/---

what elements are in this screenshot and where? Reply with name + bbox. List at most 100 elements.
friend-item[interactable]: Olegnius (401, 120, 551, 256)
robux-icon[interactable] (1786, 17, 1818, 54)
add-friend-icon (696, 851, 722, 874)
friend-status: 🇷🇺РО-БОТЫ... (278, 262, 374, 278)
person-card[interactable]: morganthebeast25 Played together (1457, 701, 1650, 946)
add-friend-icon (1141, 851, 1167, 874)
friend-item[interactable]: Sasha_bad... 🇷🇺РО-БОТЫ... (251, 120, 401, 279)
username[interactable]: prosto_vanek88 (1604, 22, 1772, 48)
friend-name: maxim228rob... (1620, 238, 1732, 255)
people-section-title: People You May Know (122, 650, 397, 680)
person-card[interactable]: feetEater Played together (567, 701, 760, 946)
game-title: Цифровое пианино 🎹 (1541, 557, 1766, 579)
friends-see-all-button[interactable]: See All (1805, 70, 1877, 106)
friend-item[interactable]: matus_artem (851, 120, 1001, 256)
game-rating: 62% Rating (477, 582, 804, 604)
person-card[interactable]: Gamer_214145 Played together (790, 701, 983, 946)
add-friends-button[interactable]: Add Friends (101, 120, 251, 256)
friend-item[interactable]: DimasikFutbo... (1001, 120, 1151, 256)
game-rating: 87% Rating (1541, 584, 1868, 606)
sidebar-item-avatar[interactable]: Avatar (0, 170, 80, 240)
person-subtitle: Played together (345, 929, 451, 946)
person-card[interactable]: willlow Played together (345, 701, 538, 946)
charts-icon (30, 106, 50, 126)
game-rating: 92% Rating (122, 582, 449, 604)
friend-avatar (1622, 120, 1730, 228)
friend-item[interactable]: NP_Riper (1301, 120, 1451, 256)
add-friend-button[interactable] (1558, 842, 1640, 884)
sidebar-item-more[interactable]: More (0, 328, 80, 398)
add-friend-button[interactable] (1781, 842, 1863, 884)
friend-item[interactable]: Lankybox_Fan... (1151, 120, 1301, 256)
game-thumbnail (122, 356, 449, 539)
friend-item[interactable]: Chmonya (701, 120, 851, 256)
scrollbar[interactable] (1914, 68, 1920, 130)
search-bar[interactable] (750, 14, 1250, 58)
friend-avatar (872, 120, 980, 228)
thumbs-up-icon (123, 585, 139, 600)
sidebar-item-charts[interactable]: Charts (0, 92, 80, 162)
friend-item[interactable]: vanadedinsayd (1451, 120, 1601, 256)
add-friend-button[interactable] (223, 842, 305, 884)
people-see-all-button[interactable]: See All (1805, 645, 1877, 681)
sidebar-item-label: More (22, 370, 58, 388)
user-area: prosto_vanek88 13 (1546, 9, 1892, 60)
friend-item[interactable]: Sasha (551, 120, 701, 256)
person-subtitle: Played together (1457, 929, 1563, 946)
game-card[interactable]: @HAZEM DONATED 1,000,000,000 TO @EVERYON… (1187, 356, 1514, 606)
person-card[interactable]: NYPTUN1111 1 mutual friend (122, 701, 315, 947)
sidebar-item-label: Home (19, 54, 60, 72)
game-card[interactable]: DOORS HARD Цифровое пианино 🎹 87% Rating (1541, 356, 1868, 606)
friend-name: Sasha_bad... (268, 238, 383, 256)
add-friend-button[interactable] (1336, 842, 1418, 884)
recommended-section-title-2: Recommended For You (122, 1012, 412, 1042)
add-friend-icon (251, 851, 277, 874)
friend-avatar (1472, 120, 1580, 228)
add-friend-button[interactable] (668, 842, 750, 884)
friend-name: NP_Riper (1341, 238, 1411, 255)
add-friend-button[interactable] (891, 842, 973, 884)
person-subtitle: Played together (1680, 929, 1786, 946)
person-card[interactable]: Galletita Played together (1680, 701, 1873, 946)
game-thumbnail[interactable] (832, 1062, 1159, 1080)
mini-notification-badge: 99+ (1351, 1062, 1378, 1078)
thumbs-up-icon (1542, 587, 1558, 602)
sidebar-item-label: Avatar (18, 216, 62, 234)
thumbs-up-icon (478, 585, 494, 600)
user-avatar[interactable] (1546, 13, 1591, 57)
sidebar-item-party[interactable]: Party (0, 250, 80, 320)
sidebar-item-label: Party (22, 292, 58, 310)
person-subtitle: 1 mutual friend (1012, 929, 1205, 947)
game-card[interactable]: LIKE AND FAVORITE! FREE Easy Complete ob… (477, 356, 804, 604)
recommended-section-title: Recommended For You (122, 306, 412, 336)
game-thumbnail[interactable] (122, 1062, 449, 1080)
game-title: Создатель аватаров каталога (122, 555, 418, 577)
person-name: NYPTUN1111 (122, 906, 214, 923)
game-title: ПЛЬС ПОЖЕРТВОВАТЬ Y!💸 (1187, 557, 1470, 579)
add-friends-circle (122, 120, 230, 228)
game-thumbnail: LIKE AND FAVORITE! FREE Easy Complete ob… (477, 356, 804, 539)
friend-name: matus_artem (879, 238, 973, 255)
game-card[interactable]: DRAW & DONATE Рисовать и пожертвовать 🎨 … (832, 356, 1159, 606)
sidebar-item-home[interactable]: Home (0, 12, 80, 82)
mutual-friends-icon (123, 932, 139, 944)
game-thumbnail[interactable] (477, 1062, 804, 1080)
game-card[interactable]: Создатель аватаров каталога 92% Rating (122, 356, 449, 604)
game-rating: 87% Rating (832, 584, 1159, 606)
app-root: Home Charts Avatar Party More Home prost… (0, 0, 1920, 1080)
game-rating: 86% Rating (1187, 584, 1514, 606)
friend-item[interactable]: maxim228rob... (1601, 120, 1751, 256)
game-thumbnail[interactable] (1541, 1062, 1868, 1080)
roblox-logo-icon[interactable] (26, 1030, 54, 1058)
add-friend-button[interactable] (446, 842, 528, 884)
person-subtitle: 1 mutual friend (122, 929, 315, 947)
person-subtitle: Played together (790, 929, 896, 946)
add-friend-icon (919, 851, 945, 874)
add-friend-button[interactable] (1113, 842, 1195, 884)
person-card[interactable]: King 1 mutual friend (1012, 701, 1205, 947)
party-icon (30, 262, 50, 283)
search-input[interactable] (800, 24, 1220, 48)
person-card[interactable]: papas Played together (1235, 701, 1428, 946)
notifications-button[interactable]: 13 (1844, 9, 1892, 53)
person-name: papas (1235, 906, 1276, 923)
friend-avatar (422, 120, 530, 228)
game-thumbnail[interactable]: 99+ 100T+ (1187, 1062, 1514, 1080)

\---

__Work to complete__
Format the records from their first line through the line containing "friend-item[interactable]: Sasha_bad... 🇷🇺РО-БОТЫ..." as a Markdown table with the columns Row and Line. Number each row and omit any blank lines.

__Solved problem__
| Row | Line |
|---|---|
| 1 | what elements are in this screenshot and where? Reply with name + bbox. List at most 100 elements. |
| 2 | friend-item[interactable]: Olegnius (401, 120, 551, 256) |
| 3 | robux-icon[interactable] (1786, 17, 1818, 54) |
| 4 | add-friend-icon (696, 851, 722, 874) |
| 5 | friend-status: 🇷🇺РО-БОТЫ... (278, 262, 374, 278) |
| 6 | person-card[interactable]: morganthebeast25 Played together (1457, 701, 1650, 946) |
| 7 | add-friend-icon (1141, 851, 1167, 874) |
| 8 | friend-item[interactable]: Sasha_bad... 🇷🇺РО-БОТЫ... (251, 120, 401, 279) |